• What is needed: Give the lines below as a numbered list, leaving out blank lines and pictures.

• Information given:
__________________________________________________

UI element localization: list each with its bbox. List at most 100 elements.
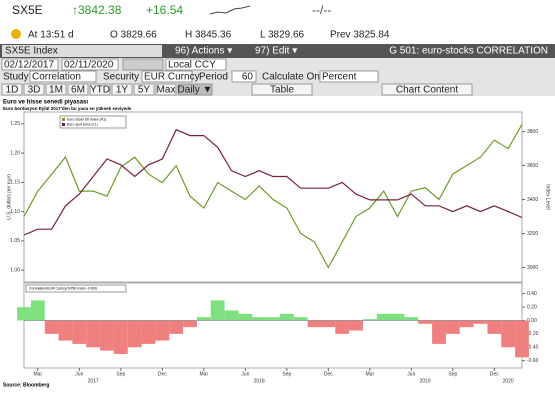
price-change: +16.54 [146, 3, 183, 17]
period-button[interactable] [155, 83, 177, 96]
correlation-bar [238, 313, 253, 321]
actions-menu[interactable]: 96) Actions ▾ [175, 46, 232, 57]
y2-tick-label: 3000 [527, 265, 538, 271]
legend [59, 115, 127, 129]
y2-tick-label: 3200 [527, 231, 538, 237]
currency[interactable]: Local CCY [168, 60, 216, 71]
correlation-bar [515, 320, 529, 358]
chart-title: Euro ve hisse senedi piyasası [3, 100, 88, 106]
correlation-bar [72, 320, 87, 344]
correlation-bar [404, 317, 419, 321]
period-label[interactable]: 1Y [116, 85, 129, 96]
end-date[interactable]: 02/11/2020 [64, 60, 114, 71]
security-name[interactable]: SX5E Index [5, 46, 58, 57]
period-button[interactable] [45, 83, 67, 96]
period-label[interactable]: YTD [90, 85, 110, 96]
correlation-bar [141, 320, 156, 344]
corr-legend-label: Correlation/EUR Curncy/SX5E Index -0.606 [29, 286, 97, 290]
currency-box[interactable] [165, 58, 227, 71]
corr-tick-label: 0.20 [527, 304, 537, 310]
function-name: G 501: euro-stocks CORRELATION [389, 46, 548, 57]
period-button[interactable] [1, 83, 23, 96]
corr-tick-label: -0.60 [527, 358, 539, 364]
period-button[interactable] [23, 83, 45, 96]
legend-swatch [62, 123, 65, 126]
period-button[interactable] [67, 83, 89, 96]
prev-price: Prev 3825.84 [330, 30, 390, 41]
table-label[interactable]: Table [270, 85, 294, 96]
study-security-box[interactable] [141, 70, 193, 83]
x-tick-label: Dec [324, 371, 333, 377]
nav-buttons[interactable] [122, 58, 164, 71]
correlation-bar [349, 320, 363, 331]
start-date-box[interactable] [1, 58, 59, 71]
low-price: L 3829.66 [260, 30, 305, 41]
period-label[interactable]: 1D [6, 85, 19, 96]
series-line [23, 128, 523, 236]
period-button[interactable] [133, 83, 155, 96]
calc[interactable]: Percent [322, 72, 357, 83]
period-label[interactable]: 3D [28, 85, 41, 96]
x-tick-label: Mar [200, 371, 209, 377]
correlation-bar [279, 313, 294, 321]
content-label[interactable]: Chart Content [396, 85, 458, 96]
correlation-bar [210, 300, 225, 321]
series-line [23, 124, 523, 269]
period[interactable]: 60 [242, 72, 254, 83]
trend: --/-- [312, 3, 331, 17]
legend-swatch [62, 118, 65, 121]
period-button[interactable] [89, 83, 111, 96]
correlation-bar [183, 320, 197, 328]
correlation-bar [473, 320, 488, 324]
period-label[interactable]: 5Y [138, 85, 151, 96]
period-button[interactable] [111, 83, 133, 96]
y2-tick-label: 3400 [527, 197, 538, 203]
correlation-bar [432, 320, 446, 344]
x-tick-label: Sep [448, 371, 457, 377]
calc-box[interactable] [319, 70, 379, 83]
correlation-bar [196, 317, 211, 321]
correlation-bar [293, 317, 308, 321]
y-tick-label: 1.25 [10, 121, 20, 127]
chart-subtitle: Euro bordasyon Eylül 2017'den bu yana en… [3, 106, 132, 111]
correlation-bar [362, 319, 377, 321]
correlation-bar [86, 320, 101, 348]
correlation-bar [321, 320, 336, 328]
security-label: Security [103, 72, 139, 83]
period-button[interactable] [177, 83, 213, 96]
correlation-bar [30, 300, 45, 321]
corr-tick-label: 0.40 [527, 291, 537, 297]
period-box[interactable] [231, 70, 257, 83]
last-price: ↑3842.38 [72, 3, 122, 17]
edit-menu[interactable]: 97) Edit ▾ [255, 46, 297, 57]
period-label[interactable]: Max [157, 85, 176, 96]
correlation-bar [252, 317, 267, 321]
end-date-box[interactable] [61, 58, 119, 71]
y2-axis-title: Index Level [545, 184, 551, 210]
x-tick-label: Sep [282, 371, 291, 377]
period-label[interactable]: 6M [71, 85, 85, 96]
alert-icon [11, 29, 21, 39]
plot-frame [23, 111, 523, 283]
study-security[interactable]: EUR Curncy [144, 72, 200, 83]
study-box[interactable] [29, 70, 97, 83]
year-label: 2020 [503, 378, 514, 384]
legend-label: Euro Stoxx 50 Index (R1) [67, 117, 106, 121]
table-button[interactable] [251, 83, 313, 96]
period-label[interactable]: 1M [49, 85, 63, 96]
start-date[interactable]: 02/12/2017 [4, 60, 54, 71]
correlation-bar [224, 310, 239, 321]
security-box[interactable] [2, 45, 162, 57]
correlation-bar [307, 320, 322, 328]
correlation-bar [169, 320, 184, 334]
calc-label: Calculate On [262, 72, 320, 83]
correlation-bar [266, 317, 280, 321]
x-tick-label: Dec [158, 371, 167, 377]
correlation-bar [445, 320, 460, 334]
content-button[interactable] [381, 83, 473, 96]
period-label[interactable]: Daily ▼ [178, 85, 213, 96]
x-tick-label: Dec [490, 371, 499, 377]
study[interactable]: Correlation [32, 72, 81, 83]
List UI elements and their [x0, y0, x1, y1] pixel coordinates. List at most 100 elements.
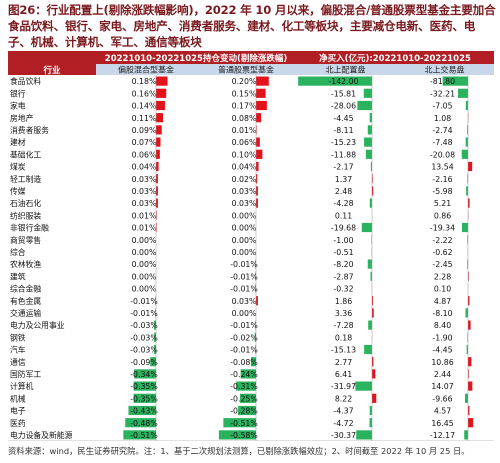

__________________________________________________

• Solved problem:
1. UI element localization: list each with its bbox. List at most 100 elements.
2. price-change: +16.54 [146, 3, 183, 17]
3. period-button[interactable] [155, 83, 177, 96]
4. correlation-bar [238, 313, 253, 321]
5. actions-menu[interactable]: 96) Actions ▾ [175, 46, 232, 57]
6. y2-tick-label: 3000 [527, 265, 538, 271]
7. legend [59, 115, 127, 129]
8. y2-tick-label: 3200 [527, 231, 538, 237]
9. currency[interactable]: Local CCY [168, 60, 216, 71]
10. correlation-bar [515, 320, 529, 358]
11. chart-title: Euro ve hisse senedi piyasası [3, 100, 88, 106]
12. correlation-bar [72, 320, 87, 344]
13. correlation-bar [404, 317, 419, 321]
14. period-label[interactable]: 1Y [116, 85, 129, 96]
15. end-date[interactable]: 02/11/2020 [64, 60, 114, 71]
16. security-name[interactable]: SX5E Index [5, 46, 58, 57]
17. period-button[interactable] [45, 83, 67, 96]
18. period-label[interactable]: YTD [90, 85, 110, 96]
19. correlation-bar [141, 320, 156, 344]
20. corr-legend-label: Correlation/EUR Curncy/SX5E Index -0.606 [29, 286, 97, 290]
21. currency-box[interactable] [165, 58, 227, 71]
22. corr-tick-label: 0.20 [527, 304, 537, 310]
23. function-name: G 501: euro-stocks CORRELATION [389, 46, 548, 57]
24. period-button[interactable] [1, 83, 23, 96]
25. corr-tick-label: -0.60 [527, 358, 539, 364]
26. period-button[interactable] [23, 83, 45, 96]
27. legend-swatch [62, 123, 65, 126]
28. period-button[interactable] [67, 83, 89, 96]
29. prev-price: Prev 3825.84 [330, 30, 390, 41]
30. table-label[interactable]: Table [270, 85, 294, 96]
31. study-security-box[interactable] [141, 70, 193, 83]
32. x-tick-label: Dec [324, 371, 333, 377]
33. nav-buttons[interactable] [122, 58, 164, 71]
34. correlation-bar [349, 320, 363, 331]
35. start-date-box[interactable] [1, 58, 59, 71]
36. low-price: L 3829.66 [260, 30, 305, 41]
37. period-label[interactable]: 1D [6, 85, 19, 96]
38. series-line [23, 128, 523, 236]
39. period-button[interactable] [133, 83, 155, 96]
40. calc[interactable]: Percent [322, 72, 357, 83]
41. period-label[interactable]: 3D [28, 85, 41, 96]
42. x-tick-label: Mar [200, 371, 209, 377]
43. correlation-bar [279, 313, 294, 321]
44. content-label[interactable]: Chart Content [396, 85, 458, 96]
45. correlation-bar [210, 300, 225, 321]
46. series-line [23, 124, 523, 269]
47. period[interactable]: 60 [242, 72, 254, 83]
48. trend: --/-- [312, 3, 331, 17]
49. legend-swatch [62, 118, 65, 121]
50. period-button[interactable] [89, 83, 111, 96]
51. correlation-bar [183, 320, 197, 328]
52. correlation-bar [473, 320, 488, 324]
53. period-label[interactable]: 5Y [138, 85, 151, 96]
54. period-button[interactable] [111, 83, 133, 96]
55. y2-tick-label: 3400 [527, 197, 538, 203]
56. correlation-bar [432, 320, 446, 344]
57. x-tick-label: Sep [448, 371, 457, 377]
58. calc-box[interactable] [319, 70, 379, 83]
59. correlation-bar [196, 317, 211, 321]
60. correlation-bar [293, 317, 308, 321]
61. y-tick-label: 1.25 [10, 121, 20, 127]
62. chart-subtitle: Euro bordasyon Eylül 2017'den bu yana en… [3, 106, 132, 111]
63. correlation-bar [362, 319, 377, 321]
64. correlation-bar [86, 320, 101, 348]
65. correlation-bar [321, 320, 336, 328]
66. security-label: Security [103, 72, 139, 83]
67. period-button[interactable] [177, 83, 213, 96]
68. correlation-bar [30, 300, 45, 321]
69. corr-tick-label: 0.40 [527, 291, 537, 297]
70. period-box[interactable] [231, 70, 257, 83]
71. last-price: ↑3842.38 [72, 3, 122, 17]
72. edit-menu[interactable]: 97) Edit ▾ [255, 46, 297, 57]
73. period-label[interactable]: Max [157, 85, 176, 96]
74. correlation-bar [252, 317, 267, 321]
75. end-date-box[interactable] [61, 58, 119, 71]
76. y2-axis-title: Index Level [545, 184, 551, 210]
77. x-tick-label: Sep [282, 371, 291, 377]
78. period-label[interactable]: 6M [71, 85, 85, 96]
79. alert-icon [11, 29, 21, 39]
80. plot-frame [23, 111, 523, 283]
81. study-security[interactable]: EUR Curncy [144, 72, 200, 83]
82. study-box[interactable] [29, 70, 97, 83]
83. year-label: 2020 [503, 378, 514, 384]
84. legend-label: Euro Stoxx 50 Index (R1) [67, 117, 106, 121]
85. table-button[interactable] [251, 83, 313, 96]
86. period-label[interactable]: 1M [49, 85, 63, 96]
87. start-date[interactable]: 02/12/2017 [4, 60, 54, 71]
88. correlation-bar [224, 310, 239, 321]
89. security-box[interactable] [2, 45, 162, 57]
90. correlation-bar [307, 320, 322, 328]
91. correlation-bar [169, 320, 184, 334]
92. calc-label: Calculate On [262, 72, 320, 83]
93. correlation-bar [266, 317, 280, 321]
94. x-tick-label: Dec [158, 371, 167, 377]
95. correlation-bar [445, 320, 460, 334]
96. content-button[interactable] [381, 83, 473, 96]
97. period-label[interactable]: Daily ▼ [178, 85, 213, 96]
98. x-tick-label: Dec [490, 371, 499, 377]
99. study[interactable]: Correlation [32, 72, 81, 83]
100. List UI elements and their [x0, y0, x1, y1] pixel coordinates. List at most 100 elements.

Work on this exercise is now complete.